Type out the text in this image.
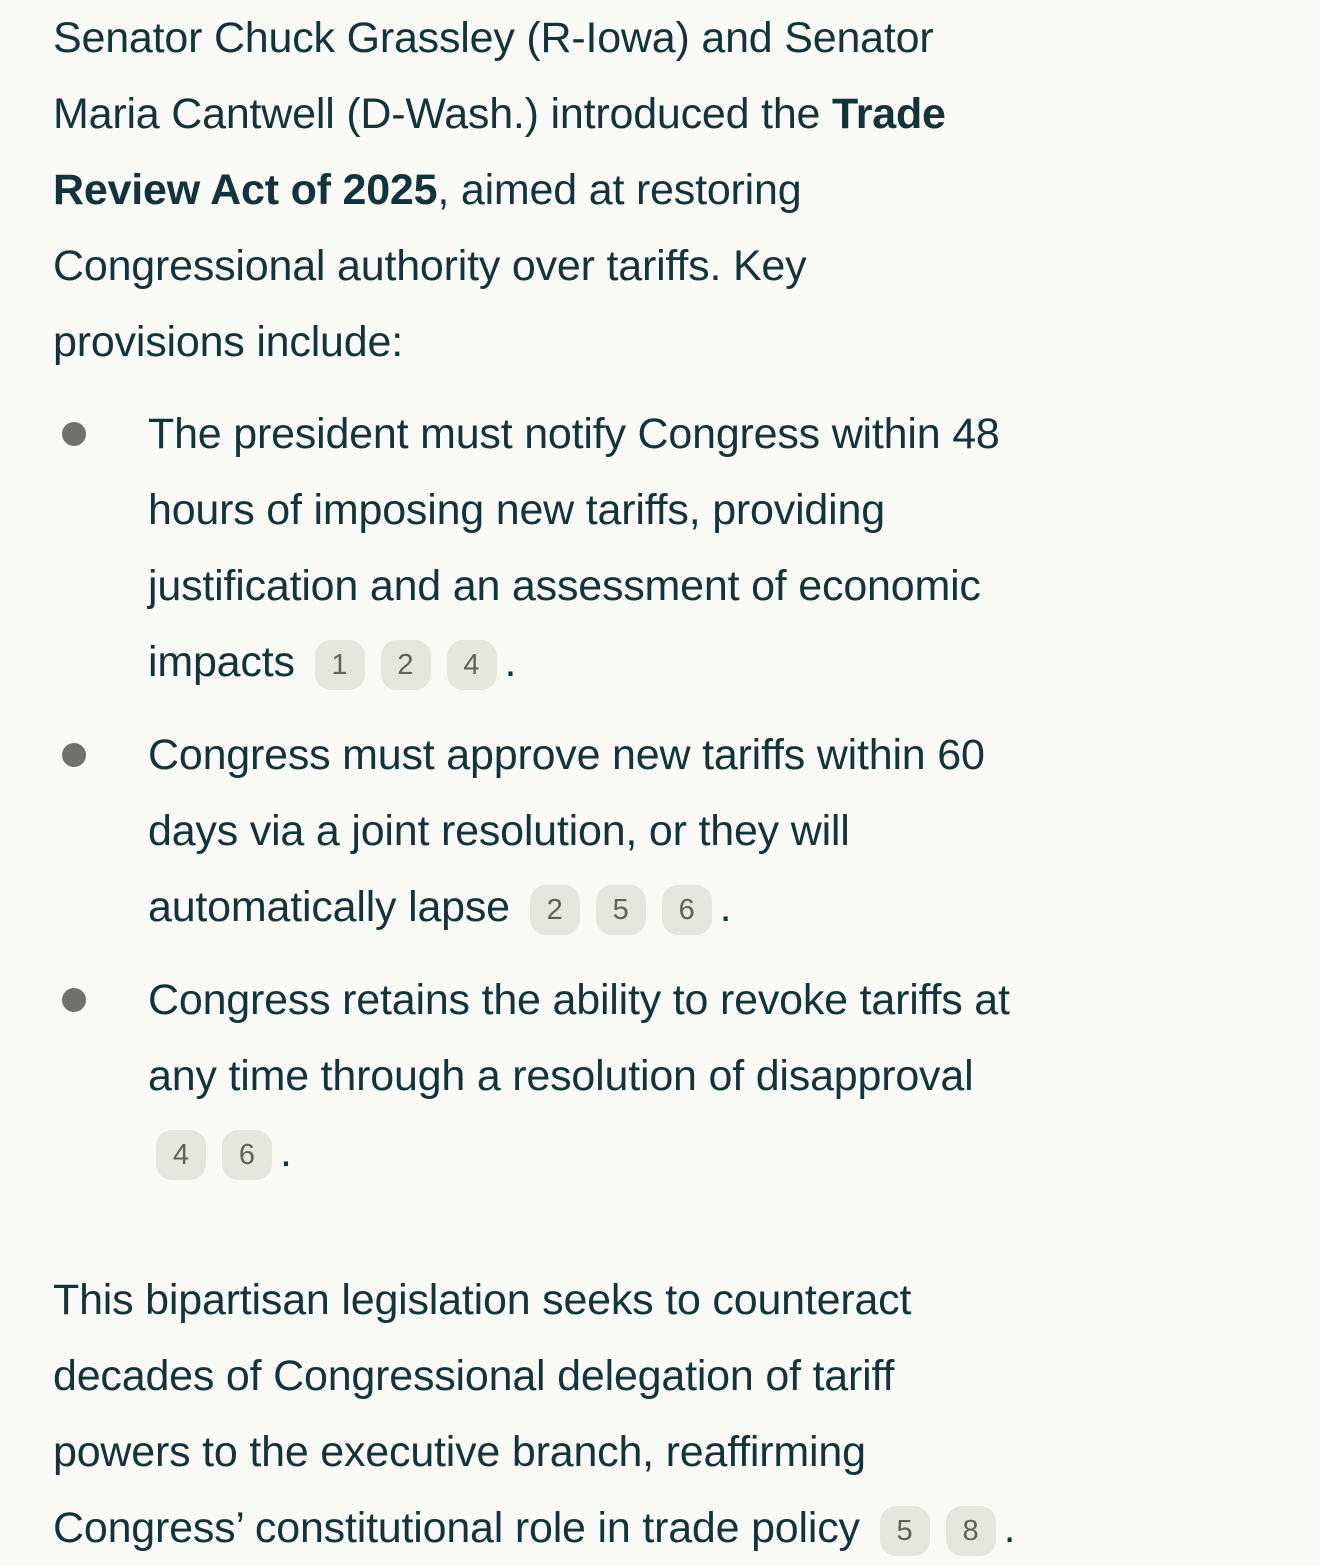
Senator Chuck Grassley (R-Iowa) and Senator
Maria Cantwell (D-Wash.) introduced the Trade
Review Act of 2025, aimed at restoring
Congressional authority over tariffs. Key
provisions include:

The president must notify Congress within 48
hours of imposing new tariffs, providing
justification and an assessment of economic
impacts 1 2 4 .
Congress must approve new tariffs within 60
days via a joint resolution, or they will
automatically lapse 2 5 6 .
Congress retains the ability to revoke tariffs at
any time through a resolution of disapproval
4 6 .

This bipartisan legislation seeks to counteract
decades of Congressional delegation of tariff
powers to the executive branch, reaffirming
Congress’ constitutional role in trade policy 5 8 .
-*-*-
Make an exact copy of the listing above. Do not include the pictures.

Solution for this exercise.
Type out the text in this image.
Senator Chuck Grassley (R-Iowa) and Senator
Maria Cantwell (D-Wash.) introduced the Trade
Review Act of 2025, aimed at restoring
Congressional authority over tariffs. Key
provisions include:

The president must notify Congress within 48
hours of imposing new tariffs, providing
justification and an assessment of economic
impacts 1 2 4 .
Congress must approve new tariffs within 60
days via a joint resolution, or they will
automatically lapse 2 5 6 .
Congress retains the ability to revoke tariffs at
any time through a resolution of disapproval
4 6 .

This bipartisan legislation seeks to counteract
decades of Congressional delegation of tariff
powers to the executive branch, reaffirming
Congress’ constitutional role in trade policy 5 8 .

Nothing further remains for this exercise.